** BEGIN **

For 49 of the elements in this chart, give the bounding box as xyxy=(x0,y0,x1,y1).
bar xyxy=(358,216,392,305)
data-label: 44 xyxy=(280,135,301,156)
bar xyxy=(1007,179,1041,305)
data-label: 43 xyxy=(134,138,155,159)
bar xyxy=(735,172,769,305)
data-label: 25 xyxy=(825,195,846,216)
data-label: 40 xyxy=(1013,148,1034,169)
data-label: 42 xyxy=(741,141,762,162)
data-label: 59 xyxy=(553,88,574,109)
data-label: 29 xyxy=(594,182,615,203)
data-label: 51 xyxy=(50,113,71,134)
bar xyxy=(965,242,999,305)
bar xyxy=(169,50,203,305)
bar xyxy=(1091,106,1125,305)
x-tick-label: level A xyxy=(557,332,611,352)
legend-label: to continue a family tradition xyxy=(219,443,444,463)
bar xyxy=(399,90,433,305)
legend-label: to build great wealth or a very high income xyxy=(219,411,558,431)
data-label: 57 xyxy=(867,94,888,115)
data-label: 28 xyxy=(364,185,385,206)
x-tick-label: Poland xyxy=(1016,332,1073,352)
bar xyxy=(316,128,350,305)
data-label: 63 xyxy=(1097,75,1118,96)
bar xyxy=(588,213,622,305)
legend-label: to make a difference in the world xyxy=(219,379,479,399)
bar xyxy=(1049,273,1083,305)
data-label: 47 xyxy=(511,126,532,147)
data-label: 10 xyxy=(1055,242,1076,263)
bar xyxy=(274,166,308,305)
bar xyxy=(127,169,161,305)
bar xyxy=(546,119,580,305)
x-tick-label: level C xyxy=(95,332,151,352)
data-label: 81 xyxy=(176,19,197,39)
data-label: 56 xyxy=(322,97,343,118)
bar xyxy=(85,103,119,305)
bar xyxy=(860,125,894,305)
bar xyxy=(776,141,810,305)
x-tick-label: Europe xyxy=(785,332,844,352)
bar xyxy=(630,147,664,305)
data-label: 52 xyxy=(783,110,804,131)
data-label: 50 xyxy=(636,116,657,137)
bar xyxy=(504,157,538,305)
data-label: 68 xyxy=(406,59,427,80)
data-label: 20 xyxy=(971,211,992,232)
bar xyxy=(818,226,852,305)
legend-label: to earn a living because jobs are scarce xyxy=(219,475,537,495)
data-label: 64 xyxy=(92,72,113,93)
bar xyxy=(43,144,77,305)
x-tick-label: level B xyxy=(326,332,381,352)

** END **

Your objective :: Show each line from the rows above that contains the string "tick". Case counts.

Answer below ::
x-tick-label: level A xyxy=(557,332,611,352)
x-tick-label: Poland xyxy=(1016,332,1073,352)
x-tick-label: level C xyxy=(95,332,151,352)
x-tick-label: Europe xyxy=(785,332,844,352)
x-tick-label: level B xyxy=(326,332,381,352)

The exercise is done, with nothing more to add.